--- DATA SHOWN ---
══════════
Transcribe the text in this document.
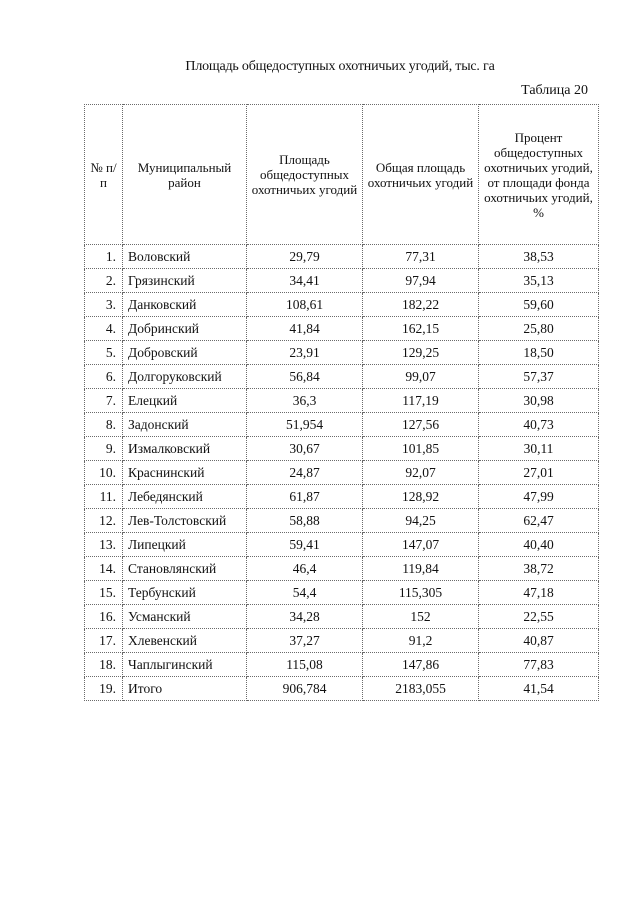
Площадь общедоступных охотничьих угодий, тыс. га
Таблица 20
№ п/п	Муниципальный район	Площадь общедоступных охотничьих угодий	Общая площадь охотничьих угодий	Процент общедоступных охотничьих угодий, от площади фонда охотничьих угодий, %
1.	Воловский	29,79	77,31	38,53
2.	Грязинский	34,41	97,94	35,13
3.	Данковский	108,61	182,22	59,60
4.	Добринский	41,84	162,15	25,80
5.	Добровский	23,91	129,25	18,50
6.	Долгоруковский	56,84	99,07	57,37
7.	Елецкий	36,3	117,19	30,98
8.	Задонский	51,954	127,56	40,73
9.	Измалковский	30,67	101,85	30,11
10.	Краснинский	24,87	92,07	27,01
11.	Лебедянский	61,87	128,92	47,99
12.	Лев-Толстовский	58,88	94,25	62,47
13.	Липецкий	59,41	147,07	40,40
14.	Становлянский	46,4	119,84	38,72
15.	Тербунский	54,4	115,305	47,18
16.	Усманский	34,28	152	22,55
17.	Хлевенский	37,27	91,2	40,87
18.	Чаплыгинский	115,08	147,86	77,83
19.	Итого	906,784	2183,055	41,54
══════════
--- WHAT THE TASK REQUIRES ---
Transcribe the material exactly, leaving every picture out.

--- RESULT BELOW ---
Transcribe the text in this document.
Площадь общедоступных охотничьих угодий, тыс. га
Таблица 20
№ п/п	Муниципальный район	Площадь общедоступных охотничьих угодий	Общая площадь охотничьих угодий	Процент общедоступных охотничьих угодий, от площади фонда охотничьих угодий, %
1.	Воловский	29,79	77,31	38,53
2.	Грязинский	34,41	97,94	35,13
3.	Данковский	108,61	182,22	59,60
4.	Добринский	41,84	162,15	25,80
5.	Добровский	23,91	129,25	18,50
6.	Долгоруковский	56,84	99,07	57,37
7.	Елецкий	36,3	117,19	30,98
8.	Задонский	51,954	127,56	40,73
9.	Измалковский	30,67	101,85	30,11
10.	Краснинский	24,87	92,07	27,01
11.	Лебедянский	61,87	128,92	47,99
12.	Лев-Толстовский	58,88	94,25	62,47
13.	Липецкий	59,41	147,07	40,40
14.	Становлянский	46,4	119,84	38,72
15.	Тербунский	54,4	115,305	47,18
16.	Усманский	34,28	152	22,55
17.	Хлевенский	37,27	91,2	40,87
18.	Чаплыгинский	115,08	147,86	77,83
19.	Итого	906,784	2183,055	41,54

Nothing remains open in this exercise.